What you have to do: Emit the line that holds "Transcribe the text in this document." and all lines following it through the end of the data, verbatim, and nothing else.

-- Begin Records to process --

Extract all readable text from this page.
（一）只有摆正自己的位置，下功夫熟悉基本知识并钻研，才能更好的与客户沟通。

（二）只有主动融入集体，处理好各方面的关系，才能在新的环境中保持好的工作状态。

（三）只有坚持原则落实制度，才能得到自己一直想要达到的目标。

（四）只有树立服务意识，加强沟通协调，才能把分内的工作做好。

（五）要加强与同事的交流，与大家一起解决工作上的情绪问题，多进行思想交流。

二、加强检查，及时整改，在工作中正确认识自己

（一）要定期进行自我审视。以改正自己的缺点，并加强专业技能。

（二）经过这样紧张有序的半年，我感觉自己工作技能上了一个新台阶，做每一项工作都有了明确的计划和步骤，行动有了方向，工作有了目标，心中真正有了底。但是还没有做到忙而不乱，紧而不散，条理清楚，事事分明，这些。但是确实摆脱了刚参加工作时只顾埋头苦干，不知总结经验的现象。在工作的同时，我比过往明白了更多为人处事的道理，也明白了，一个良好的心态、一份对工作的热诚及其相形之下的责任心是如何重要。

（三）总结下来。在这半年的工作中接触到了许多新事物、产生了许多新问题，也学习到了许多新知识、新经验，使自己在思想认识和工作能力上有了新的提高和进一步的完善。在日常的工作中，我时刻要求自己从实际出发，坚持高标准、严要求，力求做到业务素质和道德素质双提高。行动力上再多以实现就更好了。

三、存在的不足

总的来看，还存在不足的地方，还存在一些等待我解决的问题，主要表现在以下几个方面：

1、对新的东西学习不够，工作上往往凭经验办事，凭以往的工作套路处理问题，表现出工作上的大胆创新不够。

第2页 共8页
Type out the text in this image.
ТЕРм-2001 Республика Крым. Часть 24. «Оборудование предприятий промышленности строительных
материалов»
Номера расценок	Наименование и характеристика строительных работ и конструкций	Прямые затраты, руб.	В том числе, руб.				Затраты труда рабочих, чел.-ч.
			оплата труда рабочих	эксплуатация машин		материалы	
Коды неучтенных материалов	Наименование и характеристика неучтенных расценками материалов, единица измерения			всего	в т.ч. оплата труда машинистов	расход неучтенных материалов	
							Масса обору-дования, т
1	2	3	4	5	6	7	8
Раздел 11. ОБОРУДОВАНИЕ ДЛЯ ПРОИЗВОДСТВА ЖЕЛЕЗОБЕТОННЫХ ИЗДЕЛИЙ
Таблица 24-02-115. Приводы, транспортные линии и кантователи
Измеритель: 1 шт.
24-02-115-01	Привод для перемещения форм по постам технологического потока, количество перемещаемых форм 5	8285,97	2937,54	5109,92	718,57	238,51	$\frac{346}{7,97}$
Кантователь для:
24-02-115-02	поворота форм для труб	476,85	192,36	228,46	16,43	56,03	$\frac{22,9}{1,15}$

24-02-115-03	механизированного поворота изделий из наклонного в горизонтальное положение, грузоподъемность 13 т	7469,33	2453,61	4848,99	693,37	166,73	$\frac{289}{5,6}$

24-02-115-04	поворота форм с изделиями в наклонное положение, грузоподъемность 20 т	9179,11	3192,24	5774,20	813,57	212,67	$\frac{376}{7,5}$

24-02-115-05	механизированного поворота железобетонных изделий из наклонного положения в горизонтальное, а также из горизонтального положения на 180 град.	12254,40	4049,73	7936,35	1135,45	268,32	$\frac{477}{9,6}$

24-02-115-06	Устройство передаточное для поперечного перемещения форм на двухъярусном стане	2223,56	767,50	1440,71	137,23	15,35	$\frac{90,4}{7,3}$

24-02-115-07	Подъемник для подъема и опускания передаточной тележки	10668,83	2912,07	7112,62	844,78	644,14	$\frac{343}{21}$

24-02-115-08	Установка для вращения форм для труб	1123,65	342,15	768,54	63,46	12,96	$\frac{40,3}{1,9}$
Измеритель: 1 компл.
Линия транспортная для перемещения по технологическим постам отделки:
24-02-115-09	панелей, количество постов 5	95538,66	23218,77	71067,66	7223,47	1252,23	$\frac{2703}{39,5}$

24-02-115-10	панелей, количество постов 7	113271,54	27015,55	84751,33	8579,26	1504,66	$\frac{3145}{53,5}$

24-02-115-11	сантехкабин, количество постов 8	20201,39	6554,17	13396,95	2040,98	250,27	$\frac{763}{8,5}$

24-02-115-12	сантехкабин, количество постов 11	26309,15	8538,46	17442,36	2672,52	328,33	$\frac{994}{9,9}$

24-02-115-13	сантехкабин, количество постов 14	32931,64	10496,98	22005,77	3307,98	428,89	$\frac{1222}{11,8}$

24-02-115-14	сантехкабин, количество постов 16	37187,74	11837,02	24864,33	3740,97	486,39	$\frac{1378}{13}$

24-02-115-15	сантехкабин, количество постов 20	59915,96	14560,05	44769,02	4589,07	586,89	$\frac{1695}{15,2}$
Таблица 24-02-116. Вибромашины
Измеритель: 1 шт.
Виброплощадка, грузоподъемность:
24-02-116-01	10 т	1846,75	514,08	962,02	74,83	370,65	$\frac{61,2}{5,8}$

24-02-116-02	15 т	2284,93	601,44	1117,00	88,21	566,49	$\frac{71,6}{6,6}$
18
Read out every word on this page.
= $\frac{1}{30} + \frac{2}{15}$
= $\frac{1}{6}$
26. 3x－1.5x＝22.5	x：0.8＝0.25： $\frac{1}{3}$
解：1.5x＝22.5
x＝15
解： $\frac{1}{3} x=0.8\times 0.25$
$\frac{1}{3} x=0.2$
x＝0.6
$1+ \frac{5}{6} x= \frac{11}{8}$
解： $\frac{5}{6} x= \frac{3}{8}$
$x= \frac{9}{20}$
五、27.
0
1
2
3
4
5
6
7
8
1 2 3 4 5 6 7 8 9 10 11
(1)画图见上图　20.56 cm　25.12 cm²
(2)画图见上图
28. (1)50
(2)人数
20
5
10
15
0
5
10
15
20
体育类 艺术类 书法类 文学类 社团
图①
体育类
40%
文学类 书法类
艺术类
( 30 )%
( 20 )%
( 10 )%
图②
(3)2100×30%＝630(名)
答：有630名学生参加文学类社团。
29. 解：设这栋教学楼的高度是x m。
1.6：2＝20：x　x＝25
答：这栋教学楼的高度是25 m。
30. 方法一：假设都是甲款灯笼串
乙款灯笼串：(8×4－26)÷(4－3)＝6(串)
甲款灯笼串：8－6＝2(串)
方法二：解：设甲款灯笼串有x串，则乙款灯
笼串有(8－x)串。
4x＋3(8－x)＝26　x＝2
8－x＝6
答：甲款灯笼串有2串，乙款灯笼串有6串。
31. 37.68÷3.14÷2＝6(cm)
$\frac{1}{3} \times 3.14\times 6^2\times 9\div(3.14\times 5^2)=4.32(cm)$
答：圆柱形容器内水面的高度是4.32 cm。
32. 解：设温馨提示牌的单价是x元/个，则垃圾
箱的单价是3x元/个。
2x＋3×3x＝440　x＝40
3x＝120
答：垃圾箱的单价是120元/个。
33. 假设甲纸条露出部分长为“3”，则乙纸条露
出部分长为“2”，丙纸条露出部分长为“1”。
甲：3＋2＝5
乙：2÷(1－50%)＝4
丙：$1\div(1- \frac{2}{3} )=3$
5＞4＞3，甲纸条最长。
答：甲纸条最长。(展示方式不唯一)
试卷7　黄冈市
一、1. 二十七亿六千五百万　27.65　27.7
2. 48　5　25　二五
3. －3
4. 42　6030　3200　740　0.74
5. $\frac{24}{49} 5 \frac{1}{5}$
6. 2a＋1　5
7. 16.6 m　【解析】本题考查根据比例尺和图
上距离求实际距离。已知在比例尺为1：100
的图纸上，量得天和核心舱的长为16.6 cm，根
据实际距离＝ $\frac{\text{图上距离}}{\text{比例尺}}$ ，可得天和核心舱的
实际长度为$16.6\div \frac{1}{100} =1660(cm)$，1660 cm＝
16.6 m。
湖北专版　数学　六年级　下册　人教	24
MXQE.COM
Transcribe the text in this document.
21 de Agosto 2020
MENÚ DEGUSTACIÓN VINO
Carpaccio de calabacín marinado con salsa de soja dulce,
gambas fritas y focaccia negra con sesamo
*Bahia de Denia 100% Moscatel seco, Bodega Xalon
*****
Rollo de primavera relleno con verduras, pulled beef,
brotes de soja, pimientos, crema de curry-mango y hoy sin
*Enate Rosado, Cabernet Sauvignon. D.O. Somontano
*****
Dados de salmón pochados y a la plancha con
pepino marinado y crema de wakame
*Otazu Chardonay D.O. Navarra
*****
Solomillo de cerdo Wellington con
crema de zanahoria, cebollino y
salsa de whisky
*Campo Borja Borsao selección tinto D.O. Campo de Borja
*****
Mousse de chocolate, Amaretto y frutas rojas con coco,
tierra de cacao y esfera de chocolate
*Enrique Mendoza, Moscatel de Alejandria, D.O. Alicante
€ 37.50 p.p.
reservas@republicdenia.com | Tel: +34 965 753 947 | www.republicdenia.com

-- End Records to process --

Solution to this task:
Transcribe the text in this document.
21 de Agosto 2020
MENÚ DEGUSTACIÓN VINO
Carpaccio de calabacín marinado con salsa de soja dulce,
gambas fritas y focaccia negra con sesamo
*Bahia de Denia 100% Moscatel seco, Bodega Xalon
*****
Rollo de primavera relleno con verduras, pulled beef,
brotes de soja, pimientos, crema de curry-mango y hoy sin
*Enate Rosado, Cabernet Sauvignon. D.O. Somontano
*****
Dados de salmón pochados y a la plancha con
pepino marinado y crema de wakame
*Otazu Chardonay D.O. Navarra
*****
Solomillo de cerdo Wellington con
crema de zanahoria, cebollino y
salsa de whisky
*Campo Borja Borsao selección tinto D.O. Campo de Borja
*****
Mousse de chocolate, Amaretto y frutas rojas con coco,
tierra de cacao y esfera de chocolate
*Enrique Mendoza, Moscatel de Alejandria, D.O. Alicante
€ 37.50 p.p.
reservas@republicdenia.com | Tel: +34 965 753 947 | www.republicdenia.com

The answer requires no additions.